THE TASK:
Only lines with the string "Scholarship" matter here; gather them from the material below.

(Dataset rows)
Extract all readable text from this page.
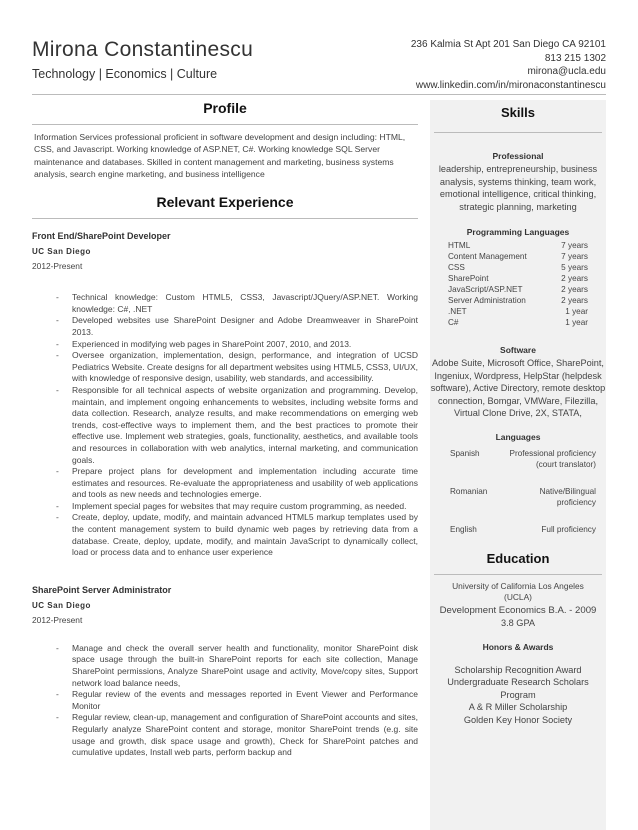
Mirona Constantinescu
Technology | Economics | Culture
236 Kalmia St Apt 201 San Diego CA 92101
813 215 1302
mirona@ucla.edu
www.linkedin.com/in/mironaconstantinescu
Profile
Information Services professional proficient in software development and design including: HTML, CSS, and Javascript. Working knowledge of ASP.NET, C#. Working knowledge SQL Server maintenance and databases. Skilled in content management and marketing, business systems analysis, search engine marketing, and business intelligence
Relevant Experience
Front End/SharePoint Developer
UC San Diego
2012-Present
- Technical knowledge: Custom HTML5, CSS3, Javascript/JQuery/ASP.NET. Working knowledge: C#, .NET
- Developed websites use SharePoint Designer and Adobe Dreamweaver in SharePoint 2013.
- Experienced in modifying web pages in SharePoint 2007, 2010, and 2013.
- Oversee organization, implementation, design, performance, and integration of UCSD Pediatrics Website. Create designs for all department websites using HTML5, CSS3, UI/UX, with knowledge of responsive design, usability, web standards, and accessibility.
- Responsible for all technical aspects of website organization and programming. Develop, maintain, and implement ongoing enhancements to websites, including website forms and data collection. Research, analyze results, and make recommendations on emerging web trends, cost-effective ways to implement them, and the best practices to promote their effective use. Implement web strategies, goals, functionality, aesthetics, and available tools and resources in collaboration with web analytics, internal marketing, and communication goals.
- Prepare project plans for development and implementation including accurate time estimates and resources. Re-evaluate the appropriateness and usability of web applications and tools as new needs and technologies emerge.
- Implement special pages for websites that may require custom programming, as needed.
- Create, deploy, update, modify, and maintain advanced HTML5 markup templates used by the content management system to build dynamic web pages by retrieving data from a database. Create, deploy, update, modify, and maintain JavaScript to dynamically collect, load or process data and to enhance user experience
SharePoint Server Administrator
UC San Diego
2012-Present
- Manage and check the overall server health and functionality, monitor SharePoint disk space usage through the built-in SharePoint reports for each site collection, Manage SharePoint permissions, Analyze SharePoint usage and activity, Move/copy sites, Support network load balance needs,
- Regular review of the events and messages reported in Event Viewer and Performance Monitor
- Regular review, clean-up, management and configuration of SharePoint accounts and sites, Regularly analyze SharePoint content and storage, monitor SharePoint trends (e.g. site usage and growth, disk space usage and growth), Check for SharePoint patches and cumulative updates, Install web parts, perform backup and
Skills
Professional
leadership, entrepreneurship, business analysis, systems thinking, team work, emotional intelligence, critical thinking, strategic planning, marketing
Programming Languages
HTML	7 years
Content Management	7 years
CSS	5 years
SharePoint	2 years
JavaScript/ASP.NET	2 years
Server Administration	2 years
.NET	1 year
C#	1 year
Software
Adobe Suite, Microsoft Office, SharePoint, Ingeniux, Wordpress, HelpStar (helpdesk software), Active Directory, remote desktop connection, Bomgar, VMWare, Filezilla, Virtual Clone Drive, 2X, STATA,
Languages
Spanish	Professional proficiency (court translator)
Romanian	Native/Bilingual proficiency
English	Full proficiency
Education
University of California Los Angeles (UCLA)
Development Economics B.A. - 2009
3.8 GPA
Honors & Awards
Scholarship Recognition Award
Undergraduate Research Scholars Program
A & R Miller Scholarship
Golden Key Honor Society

WORKED SOLUTION:
Scholarship Recognition Award
A & R Miller Scholarship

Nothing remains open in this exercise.